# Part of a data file
○ ○ ○ ○ ○ ○ ○
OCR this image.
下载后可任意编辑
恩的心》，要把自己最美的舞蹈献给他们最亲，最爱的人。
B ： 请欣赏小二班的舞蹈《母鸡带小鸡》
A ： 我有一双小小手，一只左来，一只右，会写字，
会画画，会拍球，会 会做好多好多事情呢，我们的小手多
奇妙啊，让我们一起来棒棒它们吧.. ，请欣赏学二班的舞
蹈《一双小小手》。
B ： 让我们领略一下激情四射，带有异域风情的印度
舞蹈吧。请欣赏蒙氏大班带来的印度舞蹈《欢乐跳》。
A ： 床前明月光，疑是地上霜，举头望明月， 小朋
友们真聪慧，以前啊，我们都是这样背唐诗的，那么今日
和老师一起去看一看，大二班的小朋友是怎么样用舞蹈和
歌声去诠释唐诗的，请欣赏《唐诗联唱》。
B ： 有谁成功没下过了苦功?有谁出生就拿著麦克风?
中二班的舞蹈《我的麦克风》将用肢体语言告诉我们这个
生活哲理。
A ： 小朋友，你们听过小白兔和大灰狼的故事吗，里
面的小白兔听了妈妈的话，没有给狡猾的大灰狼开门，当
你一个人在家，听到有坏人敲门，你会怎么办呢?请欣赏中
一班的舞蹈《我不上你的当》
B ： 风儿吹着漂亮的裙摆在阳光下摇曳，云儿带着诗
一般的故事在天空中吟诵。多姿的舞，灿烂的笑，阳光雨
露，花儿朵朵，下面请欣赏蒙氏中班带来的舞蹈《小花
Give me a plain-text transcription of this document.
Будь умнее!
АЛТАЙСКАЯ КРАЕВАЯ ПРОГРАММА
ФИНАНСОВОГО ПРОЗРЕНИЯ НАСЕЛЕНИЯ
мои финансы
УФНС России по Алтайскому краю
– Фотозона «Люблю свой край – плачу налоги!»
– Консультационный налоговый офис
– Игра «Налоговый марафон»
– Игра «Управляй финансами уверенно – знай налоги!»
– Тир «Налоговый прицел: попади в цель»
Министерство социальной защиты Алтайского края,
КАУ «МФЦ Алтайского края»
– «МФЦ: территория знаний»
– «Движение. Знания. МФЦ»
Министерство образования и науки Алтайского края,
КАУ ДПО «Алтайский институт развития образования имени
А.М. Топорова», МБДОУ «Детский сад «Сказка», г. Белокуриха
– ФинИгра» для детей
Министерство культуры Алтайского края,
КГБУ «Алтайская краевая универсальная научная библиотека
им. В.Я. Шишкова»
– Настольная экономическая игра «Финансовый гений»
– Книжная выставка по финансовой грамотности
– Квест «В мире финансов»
○ ○ ○ ○ ○ ○ ○
# PROBLEM STATEMENT
Please repeat the material above, word for word and in full.

# FULL ANSWER
OCR this image.
下载后可任意编辑
恩的心》，要把自己最美的舞蹈献给他们最亲，最爱的人。
B ： 请欣赏小二班的舞蹈《母鸡带小鸡》
A ： 我有一双小小手，一只左来，一只右，会写字，
会画画，会拍球，会 会做好多好多事情呢，我们的小手多
奇妙啊，让我们一起来棒棒它们吧.. ，请欣赏学二班的舞
蹈《一双小小手》。
B ： 让我们领略一下激情四射，带有异域风情的印度
舞蹈吧。请欣赏蒙氏大班带来的印度舞蹈《欢乐跳》。
A ： 床前明月光，疑是地上霜，举头望明月， 小朋
友们真聪慧，以前啊，我们都是这样背唐诗的，那么今日
和老师一起去看一看，大二班的小朋友是怎么样用舞蹈和
歌声去诠释唐诗的，请欣赏《唐诗联唱》。
B ： 有谁成功没下过了苦功?有谁出生就拿著麦克风?
中二班的舞蹈《我的麦克风》将用肢体语言告诉我们这个
生活哲理。
A ： 小朋友，你们听过小白兔和大灰狼的故事吗，里
面的小白兔听了妈妈的话，没有给狡猾的大灰狼开门，当
你一个人在家，听到有坏人敲门，你会怎么办呢?请欣赏中
一班的舞蹈《我不上你的当》
B ： 风儿吹着漂亮的裙摆在阳光下摇曳，云儿带着诗
一般的故事在天空中吟诵。多姿的舞，灿烂的笑，阳光雨
露，花儿朵朵，下面请欣赏蒙氏中班带来的舞蹈《小花
Give me a plain-text transcription of this document.
Будь умнее!
АЛТАЙСКАЯ КРАЕВАЯ ПРОГРАММА
ФИНАНСОВОГО ПРОЗРЕНИЯ НАСЕЛЕНИЯ
мои финансы
УФНС России по Алтайскому краю
– Фотозона «Люблю свой край – плачу налоги!»
– Консультационный налоговый офис
– Игра «Налоговый марафон»
– Игра «Управляй финансами уверенно – знай налоги!»
– Тир «Налоговый прицел: попади в цель»
Министерство социальной защиты Алтайского края,
КАУ «МФЦ Алтайского края»
– «МФЦ: территория знаний»
– «Движение. Знания. МФЦ»
Министерство образования и науки Алтайского края,
КАУ ДПО «Алтайский институт развития образования имени
А.М. Топорова», МБДОУ «Детский сад «Сказка», г. Белокуриха
– ФинИгра» для детей
Министерство культуры Алтайского края,
КГБУ «Алтайская краевая универсальная научная библиотека
им. В.Я. Шишкова»
– Настольная экономическая игра «Финансовый гений»
– Книжная выставка по финансовой грамотности
– Квест «В мире финансов»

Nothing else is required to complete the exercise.